EXERCISE DETAILS: Condense the paragraph in the travel extract below that begins "It is a paradox of a city" into a short bulleted list that keeps its main facts.

EXTRACT:
The sidewalks were filled with cheap clothes…Bob snagged a turtleneck pull-over for $2.00 and I bought a pair of stylish black snow boots for $25. We had pork roast, ribs and fried sweet plantains at a restaurant but weren’t sure if we were getting a good sampling of Dominican food.

Vibrant Bangkok

Bangkok Air From Koh Samui to Bangkok again. Not a pretty city but it’s vibrant. The populace, as with much of Asia, lives outdoors-almost all 10 million of them. It is increasingly cosmopolitan and this year seems to have more farangs (Westerners) than I can recall in my several former visits here.

It is a paradox of a city. Some big money and big establishments with big prices but the vast majority is poor and the cost of living (by most western standards) is inexpensive. Traffic predictably chaotic with frequent gridlock. Travel by sky train and new subway system redeeming (and air-conditioned).

Walking is an adventure with uneven and poorly constructed sidewalks, often with holes, open pits, and unstable underfoot tiles– exposed haphazard electrical wiring and the mangiest dogs anywhere –all of them breeding exponentially. Hard to tell if they have any owners. Half of the dogs have orthopedic disability either from vehicle vs dog and/or intracanine squabbles. They sleep on the sidewalks during the day and roam at night occasionally in packs that cause a pause and change of direction for us pedestrians.

Shops, vendors, food stalls on wheels, open front restaurants, open sewers, tuk-tuks; all contribute to a cacophany of sound and smell that paradoxically continue to be both enticing and repelling. Bangkok is not renowned for it’s aesthetics. It is visited for it’s populace…the Thai people.

Smiles and accomodation prevail—but who knows what is lurking beneath…best to accept the presentation at face value and not analyze. The attitude, dictums of the Budda prevail. Mei pen rai (“whatever”).  As a passenger on a motorcycle taxi the driver, without looking, pulls out and speeds into the flow of traffic. “Slowly, slowly”, says I. “Mai pen rai, Budda will take care of us,” is the nonchalant response. The concept of liability has not reached these shores. Persons or events are either lucky or not lucky. Inevitable comparison of societies is fraught with subjectivity and tilted by one’s biases. Perhaps it is best (and more just) to live and let live. Enough. RLG

In The Metro Never To Return

7yBXvp82X2gVlMeZe25DiM-2006198051115673.gif

Our homestay in Moscow is in the “burbs.” Tanya works for a French men’s underwear company and later admits that her son is the wholesaler and she works for him under the table. When Bob says he wants her to bring home a red French thirty dollar thong for him, she giggles but doesn’t believe him.

She is lively and we love to make her laugh by telling her how good a cook she is…fried potatoes, boiled eggs, sauted chicken, toast and cucumber and tomato salad for breakfast! She says she taught herself English three years ago using a book and audio tapes. Her apartment is brand new IKEA and spotless…when she tells us her mother was German I said to Bob “I knew it!” We sleep in her comfortable living room on a couch made out into a bed…Liam, a 24 year old, from Vancouver B.C., traveling a similar route as we are sleeps in her bedroom and Tanya sleeps on a mat on the floor in the tiny kitchen–her guests supplant or probably exceed her income.

EXTRACTED DATA:

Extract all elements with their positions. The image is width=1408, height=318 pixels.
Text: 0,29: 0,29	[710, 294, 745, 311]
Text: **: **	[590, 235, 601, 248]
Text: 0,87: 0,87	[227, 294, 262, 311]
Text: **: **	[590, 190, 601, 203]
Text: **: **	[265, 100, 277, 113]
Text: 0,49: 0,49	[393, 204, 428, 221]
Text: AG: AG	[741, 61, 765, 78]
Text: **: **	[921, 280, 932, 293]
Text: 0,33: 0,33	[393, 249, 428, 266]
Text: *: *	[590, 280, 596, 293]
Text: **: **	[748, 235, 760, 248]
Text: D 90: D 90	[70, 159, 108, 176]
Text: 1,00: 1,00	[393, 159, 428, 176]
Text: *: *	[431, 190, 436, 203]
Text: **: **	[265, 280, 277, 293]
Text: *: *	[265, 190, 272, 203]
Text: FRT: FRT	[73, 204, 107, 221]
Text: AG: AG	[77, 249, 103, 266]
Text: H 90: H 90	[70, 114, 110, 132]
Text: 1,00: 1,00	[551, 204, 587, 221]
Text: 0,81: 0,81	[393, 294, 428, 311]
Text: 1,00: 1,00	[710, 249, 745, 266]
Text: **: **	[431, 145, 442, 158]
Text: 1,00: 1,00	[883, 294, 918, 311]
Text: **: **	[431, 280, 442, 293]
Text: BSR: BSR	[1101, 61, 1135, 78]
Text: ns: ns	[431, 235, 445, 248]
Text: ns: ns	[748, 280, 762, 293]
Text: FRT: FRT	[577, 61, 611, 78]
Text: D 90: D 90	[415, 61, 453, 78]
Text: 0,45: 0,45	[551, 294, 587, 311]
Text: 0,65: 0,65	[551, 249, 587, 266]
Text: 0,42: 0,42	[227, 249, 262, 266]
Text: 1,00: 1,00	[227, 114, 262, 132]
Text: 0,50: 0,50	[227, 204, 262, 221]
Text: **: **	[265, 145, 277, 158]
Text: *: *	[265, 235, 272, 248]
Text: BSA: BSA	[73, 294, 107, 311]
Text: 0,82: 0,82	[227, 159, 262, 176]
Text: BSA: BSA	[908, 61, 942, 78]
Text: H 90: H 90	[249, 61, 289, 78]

EXERCISE RESPONSE:
- Bangkok is a city of contrasts.
- It has some big money, big establishments and big prices.
- The vast majority of people are poor.
- By most Western standards, the cost of living is low.
- Traffic is chaotic, with frequent gridlock.
- The sky train and the new subway system, both air-conditioned, make travel bearable.